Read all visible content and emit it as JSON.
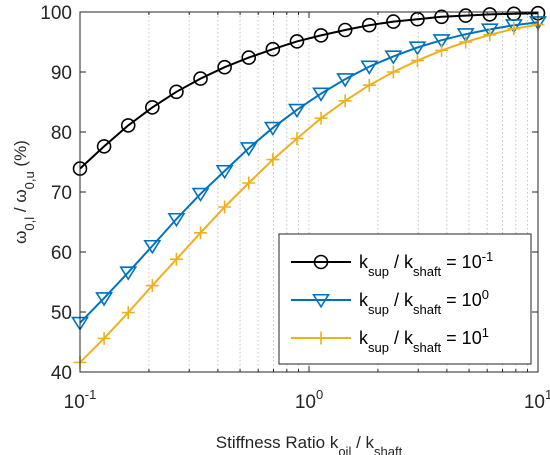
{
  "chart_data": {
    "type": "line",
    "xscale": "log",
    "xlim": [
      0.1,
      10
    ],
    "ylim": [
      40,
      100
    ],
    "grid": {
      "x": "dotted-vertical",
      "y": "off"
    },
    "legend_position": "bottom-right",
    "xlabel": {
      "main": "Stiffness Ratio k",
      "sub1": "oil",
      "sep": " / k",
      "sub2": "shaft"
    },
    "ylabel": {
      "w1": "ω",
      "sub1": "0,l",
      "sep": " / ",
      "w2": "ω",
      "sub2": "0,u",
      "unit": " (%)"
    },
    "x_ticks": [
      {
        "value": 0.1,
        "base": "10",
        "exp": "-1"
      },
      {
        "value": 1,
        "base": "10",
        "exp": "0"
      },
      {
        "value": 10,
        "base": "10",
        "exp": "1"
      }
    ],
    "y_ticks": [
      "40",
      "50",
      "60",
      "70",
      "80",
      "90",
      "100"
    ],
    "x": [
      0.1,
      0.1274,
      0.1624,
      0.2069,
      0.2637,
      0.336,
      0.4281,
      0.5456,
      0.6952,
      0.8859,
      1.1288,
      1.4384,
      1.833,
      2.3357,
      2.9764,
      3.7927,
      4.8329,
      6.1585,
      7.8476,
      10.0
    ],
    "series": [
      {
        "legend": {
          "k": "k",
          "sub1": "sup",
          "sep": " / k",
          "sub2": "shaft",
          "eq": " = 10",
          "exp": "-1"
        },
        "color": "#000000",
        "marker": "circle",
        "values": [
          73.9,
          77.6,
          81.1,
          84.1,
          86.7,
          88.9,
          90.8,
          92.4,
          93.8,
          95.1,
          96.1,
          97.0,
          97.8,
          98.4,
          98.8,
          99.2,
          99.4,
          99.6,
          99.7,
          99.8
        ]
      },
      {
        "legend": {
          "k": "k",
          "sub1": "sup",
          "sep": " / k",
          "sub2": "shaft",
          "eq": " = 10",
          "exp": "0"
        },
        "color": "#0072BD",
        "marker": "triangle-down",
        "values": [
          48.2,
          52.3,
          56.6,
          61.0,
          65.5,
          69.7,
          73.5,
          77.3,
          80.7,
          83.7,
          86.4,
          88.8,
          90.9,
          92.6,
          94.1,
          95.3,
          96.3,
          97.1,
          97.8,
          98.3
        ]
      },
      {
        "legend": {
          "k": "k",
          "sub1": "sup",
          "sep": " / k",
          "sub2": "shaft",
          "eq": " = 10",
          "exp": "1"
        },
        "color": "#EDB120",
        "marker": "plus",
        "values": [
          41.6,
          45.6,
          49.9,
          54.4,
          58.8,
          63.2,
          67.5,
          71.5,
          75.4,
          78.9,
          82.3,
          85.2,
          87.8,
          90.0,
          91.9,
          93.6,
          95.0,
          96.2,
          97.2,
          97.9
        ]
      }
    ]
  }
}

┄┄┄┄┄┄

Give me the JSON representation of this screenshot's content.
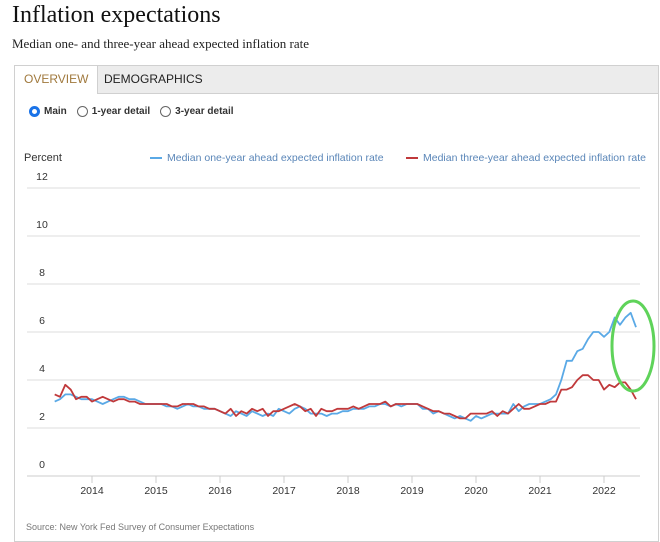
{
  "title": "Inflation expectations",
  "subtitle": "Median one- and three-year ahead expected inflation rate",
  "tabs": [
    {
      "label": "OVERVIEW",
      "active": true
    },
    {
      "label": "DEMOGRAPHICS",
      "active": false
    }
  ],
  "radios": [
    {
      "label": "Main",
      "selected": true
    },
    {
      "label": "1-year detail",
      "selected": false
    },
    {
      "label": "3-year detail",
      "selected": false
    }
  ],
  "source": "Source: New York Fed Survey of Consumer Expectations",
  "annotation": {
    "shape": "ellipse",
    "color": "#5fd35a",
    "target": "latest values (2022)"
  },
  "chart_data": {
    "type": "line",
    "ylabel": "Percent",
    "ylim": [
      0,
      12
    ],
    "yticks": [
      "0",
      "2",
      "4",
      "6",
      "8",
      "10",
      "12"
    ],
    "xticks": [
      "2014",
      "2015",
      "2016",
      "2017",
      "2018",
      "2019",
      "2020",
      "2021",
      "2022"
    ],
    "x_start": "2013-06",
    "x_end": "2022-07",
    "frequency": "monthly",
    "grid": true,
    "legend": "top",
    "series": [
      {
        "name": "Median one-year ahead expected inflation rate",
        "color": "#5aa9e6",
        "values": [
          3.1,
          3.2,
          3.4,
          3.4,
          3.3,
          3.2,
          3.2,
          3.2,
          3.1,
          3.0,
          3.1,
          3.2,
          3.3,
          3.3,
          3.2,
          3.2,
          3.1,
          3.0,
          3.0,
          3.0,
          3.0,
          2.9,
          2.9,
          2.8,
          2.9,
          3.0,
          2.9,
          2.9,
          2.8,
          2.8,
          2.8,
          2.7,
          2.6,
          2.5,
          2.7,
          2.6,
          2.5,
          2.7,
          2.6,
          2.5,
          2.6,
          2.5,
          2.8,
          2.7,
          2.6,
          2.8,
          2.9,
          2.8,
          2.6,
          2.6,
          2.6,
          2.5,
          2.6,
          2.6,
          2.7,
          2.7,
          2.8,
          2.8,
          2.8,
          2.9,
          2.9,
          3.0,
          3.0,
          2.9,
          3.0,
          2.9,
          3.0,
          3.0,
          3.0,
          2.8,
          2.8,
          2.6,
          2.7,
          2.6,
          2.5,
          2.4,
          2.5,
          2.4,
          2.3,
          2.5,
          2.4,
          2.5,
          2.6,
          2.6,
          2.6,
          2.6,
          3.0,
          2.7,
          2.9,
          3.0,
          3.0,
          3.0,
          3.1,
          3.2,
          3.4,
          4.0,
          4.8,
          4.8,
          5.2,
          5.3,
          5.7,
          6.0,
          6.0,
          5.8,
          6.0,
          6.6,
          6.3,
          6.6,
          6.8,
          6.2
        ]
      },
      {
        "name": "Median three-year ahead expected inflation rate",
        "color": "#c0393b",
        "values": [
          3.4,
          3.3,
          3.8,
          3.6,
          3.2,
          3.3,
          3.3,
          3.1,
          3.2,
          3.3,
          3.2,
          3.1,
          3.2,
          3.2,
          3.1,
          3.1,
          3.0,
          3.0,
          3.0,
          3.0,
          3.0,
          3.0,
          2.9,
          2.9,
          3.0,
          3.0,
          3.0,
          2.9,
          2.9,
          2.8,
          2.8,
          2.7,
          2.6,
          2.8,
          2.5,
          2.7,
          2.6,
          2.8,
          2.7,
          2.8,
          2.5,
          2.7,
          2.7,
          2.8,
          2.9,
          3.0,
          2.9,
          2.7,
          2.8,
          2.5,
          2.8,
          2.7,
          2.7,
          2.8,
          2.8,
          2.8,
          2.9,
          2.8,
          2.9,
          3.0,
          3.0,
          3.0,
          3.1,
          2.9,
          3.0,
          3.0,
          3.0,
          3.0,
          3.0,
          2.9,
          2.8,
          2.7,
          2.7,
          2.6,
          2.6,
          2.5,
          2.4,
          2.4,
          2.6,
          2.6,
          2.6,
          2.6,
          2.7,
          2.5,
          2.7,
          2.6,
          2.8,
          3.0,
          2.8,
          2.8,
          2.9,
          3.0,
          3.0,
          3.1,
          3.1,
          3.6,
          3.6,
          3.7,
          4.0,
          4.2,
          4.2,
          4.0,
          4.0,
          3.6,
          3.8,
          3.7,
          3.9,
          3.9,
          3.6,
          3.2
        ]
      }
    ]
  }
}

┄┄┄┄┄┄

## [What the exercise asks]
Copy all lines from the entries that contain the word "expected".

## [Completed exercise]
  "subtitle": "Median one- and three-year ahead expected inflation rate",
        "name": "Median one-year ahead expected inflation rate",
        "name": "Median three-year ahead expected inflation rate",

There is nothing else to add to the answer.